» What you are asked to do
Pull each line containing "ffffff" out of the data and copy it.

[Stored data]
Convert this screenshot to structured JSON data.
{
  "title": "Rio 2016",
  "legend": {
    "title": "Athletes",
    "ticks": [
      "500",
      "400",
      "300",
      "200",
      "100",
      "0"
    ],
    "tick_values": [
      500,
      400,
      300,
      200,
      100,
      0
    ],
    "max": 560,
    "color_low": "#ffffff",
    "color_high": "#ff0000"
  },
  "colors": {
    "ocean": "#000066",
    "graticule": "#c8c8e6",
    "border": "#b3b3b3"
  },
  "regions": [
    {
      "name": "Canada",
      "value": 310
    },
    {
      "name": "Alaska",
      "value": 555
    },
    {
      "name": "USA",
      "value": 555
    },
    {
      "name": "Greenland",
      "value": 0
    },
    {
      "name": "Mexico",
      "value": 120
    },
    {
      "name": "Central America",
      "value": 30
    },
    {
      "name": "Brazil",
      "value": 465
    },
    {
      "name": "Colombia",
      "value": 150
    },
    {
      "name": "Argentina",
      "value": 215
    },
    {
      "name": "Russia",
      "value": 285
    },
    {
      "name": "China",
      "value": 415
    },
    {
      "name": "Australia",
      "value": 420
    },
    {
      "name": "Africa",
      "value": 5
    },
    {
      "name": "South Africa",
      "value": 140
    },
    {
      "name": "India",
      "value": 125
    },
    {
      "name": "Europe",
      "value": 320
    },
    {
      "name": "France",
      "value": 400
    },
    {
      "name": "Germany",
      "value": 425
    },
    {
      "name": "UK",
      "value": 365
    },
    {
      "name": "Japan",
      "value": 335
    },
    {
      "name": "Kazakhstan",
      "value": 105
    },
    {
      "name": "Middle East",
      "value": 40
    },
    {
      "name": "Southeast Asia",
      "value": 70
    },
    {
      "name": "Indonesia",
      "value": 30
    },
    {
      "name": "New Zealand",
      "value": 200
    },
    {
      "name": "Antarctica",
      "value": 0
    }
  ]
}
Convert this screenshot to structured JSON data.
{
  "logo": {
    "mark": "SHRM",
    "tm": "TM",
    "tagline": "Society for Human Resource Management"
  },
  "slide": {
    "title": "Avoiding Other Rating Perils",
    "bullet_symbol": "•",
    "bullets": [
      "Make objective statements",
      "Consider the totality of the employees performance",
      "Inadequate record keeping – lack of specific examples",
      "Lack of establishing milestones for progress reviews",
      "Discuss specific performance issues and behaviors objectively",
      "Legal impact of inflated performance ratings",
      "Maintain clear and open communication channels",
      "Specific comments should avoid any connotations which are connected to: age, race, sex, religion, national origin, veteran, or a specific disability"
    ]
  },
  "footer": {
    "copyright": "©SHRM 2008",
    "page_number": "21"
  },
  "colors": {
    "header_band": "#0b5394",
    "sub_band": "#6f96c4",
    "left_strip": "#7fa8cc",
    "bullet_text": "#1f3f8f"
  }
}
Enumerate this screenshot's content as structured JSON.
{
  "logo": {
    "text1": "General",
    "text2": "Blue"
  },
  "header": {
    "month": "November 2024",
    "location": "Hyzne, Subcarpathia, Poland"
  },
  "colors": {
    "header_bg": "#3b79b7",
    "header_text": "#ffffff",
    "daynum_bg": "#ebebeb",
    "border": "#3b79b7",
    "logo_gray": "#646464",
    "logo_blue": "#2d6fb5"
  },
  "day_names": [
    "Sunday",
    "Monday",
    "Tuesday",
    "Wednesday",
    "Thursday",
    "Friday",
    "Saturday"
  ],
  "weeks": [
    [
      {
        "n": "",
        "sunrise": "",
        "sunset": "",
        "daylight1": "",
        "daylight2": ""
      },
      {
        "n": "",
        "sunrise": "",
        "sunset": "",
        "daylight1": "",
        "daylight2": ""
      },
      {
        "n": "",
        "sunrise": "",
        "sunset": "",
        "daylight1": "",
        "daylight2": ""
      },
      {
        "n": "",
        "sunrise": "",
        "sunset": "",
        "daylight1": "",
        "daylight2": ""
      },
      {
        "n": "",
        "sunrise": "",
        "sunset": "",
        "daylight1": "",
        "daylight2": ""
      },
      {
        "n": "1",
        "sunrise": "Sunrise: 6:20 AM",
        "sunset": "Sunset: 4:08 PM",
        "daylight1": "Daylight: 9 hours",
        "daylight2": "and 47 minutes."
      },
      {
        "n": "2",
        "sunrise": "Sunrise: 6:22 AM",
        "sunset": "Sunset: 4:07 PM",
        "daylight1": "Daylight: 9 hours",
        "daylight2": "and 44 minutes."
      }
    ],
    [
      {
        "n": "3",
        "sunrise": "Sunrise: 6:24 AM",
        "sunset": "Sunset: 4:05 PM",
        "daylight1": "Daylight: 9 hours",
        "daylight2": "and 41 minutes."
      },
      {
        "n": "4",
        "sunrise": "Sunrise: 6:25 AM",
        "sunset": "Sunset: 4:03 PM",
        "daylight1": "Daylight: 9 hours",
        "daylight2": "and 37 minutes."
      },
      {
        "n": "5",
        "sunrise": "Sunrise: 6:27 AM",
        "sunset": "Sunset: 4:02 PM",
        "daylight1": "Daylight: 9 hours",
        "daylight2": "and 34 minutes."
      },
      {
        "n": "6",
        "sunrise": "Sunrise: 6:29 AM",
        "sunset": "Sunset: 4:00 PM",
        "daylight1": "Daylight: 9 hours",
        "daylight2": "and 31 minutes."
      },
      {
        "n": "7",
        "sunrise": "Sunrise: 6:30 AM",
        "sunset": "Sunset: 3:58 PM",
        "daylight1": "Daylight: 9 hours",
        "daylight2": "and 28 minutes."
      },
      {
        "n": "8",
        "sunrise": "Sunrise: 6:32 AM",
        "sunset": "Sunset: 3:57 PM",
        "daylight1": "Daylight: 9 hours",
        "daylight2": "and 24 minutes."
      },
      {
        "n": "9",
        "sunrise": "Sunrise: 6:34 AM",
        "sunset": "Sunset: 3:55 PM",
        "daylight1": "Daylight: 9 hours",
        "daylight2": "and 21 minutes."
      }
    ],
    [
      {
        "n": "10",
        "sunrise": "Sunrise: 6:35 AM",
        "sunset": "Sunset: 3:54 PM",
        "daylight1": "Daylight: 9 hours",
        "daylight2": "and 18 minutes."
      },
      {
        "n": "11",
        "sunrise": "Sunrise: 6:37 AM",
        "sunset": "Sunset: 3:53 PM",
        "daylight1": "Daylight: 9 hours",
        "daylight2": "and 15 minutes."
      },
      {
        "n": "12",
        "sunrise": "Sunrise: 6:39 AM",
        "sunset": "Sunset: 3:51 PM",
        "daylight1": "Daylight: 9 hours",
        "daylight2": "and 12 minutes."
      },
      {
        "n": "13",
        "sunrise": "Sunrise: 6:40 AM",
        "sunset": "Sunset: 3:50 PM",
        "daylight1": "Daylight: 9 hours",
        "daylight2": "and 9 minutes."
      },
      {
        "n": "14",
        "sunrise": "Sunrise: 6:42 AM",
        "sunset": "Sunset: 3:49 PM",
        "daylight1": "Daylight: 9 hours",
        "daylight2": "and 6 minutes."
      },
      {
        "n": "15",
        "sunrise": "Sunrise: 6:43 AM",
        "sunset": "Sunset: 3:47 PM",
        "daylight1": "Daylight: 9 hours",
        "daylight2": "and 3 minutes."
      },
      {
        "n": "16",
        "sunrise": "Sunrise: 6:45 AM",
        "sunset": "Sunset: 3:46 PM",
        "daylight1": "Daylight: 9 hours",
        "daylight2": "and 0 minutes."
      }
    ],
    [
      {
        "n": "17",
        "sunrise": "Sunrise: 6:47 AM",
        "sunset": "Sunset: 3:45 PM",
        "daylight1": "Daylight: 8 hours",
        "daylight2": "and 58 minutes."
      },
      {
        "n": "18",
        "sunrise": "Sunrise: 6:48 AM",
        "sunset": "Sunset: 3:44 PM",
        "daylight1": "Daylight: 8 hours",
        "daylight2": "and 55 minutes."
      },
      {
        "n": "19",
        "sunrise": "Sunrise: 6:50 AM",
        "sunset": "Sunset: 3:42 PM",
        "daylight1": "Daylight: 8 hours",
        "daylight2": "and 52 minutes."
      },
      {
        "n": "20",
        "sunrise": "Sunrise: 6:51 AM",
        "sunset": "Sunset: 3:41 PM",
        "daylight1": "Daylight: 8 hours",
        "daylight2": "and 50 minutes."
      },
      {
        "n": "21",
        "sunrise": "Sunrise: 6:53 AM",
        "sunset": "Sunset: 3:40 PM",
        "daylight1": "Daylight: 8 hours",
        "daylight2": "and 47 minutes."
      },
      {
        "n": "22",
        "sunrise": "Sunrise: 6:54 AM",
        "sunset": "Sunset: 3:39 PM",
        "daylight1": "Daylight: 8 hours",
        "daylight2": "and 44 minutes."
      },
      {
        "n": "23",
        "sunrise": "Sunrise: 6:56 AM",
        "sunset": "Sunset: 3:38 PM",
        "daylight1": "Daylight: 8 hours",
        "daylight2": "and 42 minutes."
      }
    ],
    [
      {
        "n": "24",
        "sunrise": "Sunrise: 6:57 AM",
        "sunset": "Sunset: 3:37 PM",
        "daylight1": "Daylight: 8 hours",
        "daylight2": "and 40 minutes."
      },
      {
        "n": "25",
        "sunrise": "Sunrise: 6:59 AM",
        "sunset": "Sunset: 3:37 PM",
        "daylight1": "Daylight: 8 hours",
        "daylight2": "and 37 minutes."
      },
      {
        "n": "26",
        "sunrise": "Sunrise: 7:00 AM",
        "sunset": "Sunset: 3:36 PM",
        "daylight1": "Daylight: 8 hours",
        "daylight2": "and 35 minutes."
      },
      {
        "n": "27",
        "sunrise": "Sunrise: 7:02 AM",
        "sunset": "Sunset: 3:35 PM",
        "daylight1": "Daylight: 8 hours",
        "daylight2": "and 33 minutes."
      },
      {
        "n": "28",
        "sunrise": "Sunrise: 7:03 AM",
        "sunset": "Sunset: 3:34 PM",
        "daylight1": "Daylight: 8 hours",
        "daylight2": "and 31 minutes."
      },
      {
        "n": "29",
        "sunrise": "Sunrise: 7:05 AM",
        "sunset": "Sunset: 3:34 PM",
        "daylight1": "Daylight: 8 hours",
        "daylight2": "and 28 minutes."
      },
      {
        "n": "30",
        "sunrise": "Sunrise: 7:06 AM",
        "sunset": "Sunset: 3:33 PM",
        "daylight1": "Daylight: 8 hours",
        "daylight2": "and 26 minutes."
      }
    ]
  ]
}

» Output for this task
    "color_low": "#ffffff",
    "header_text": "#ffffff",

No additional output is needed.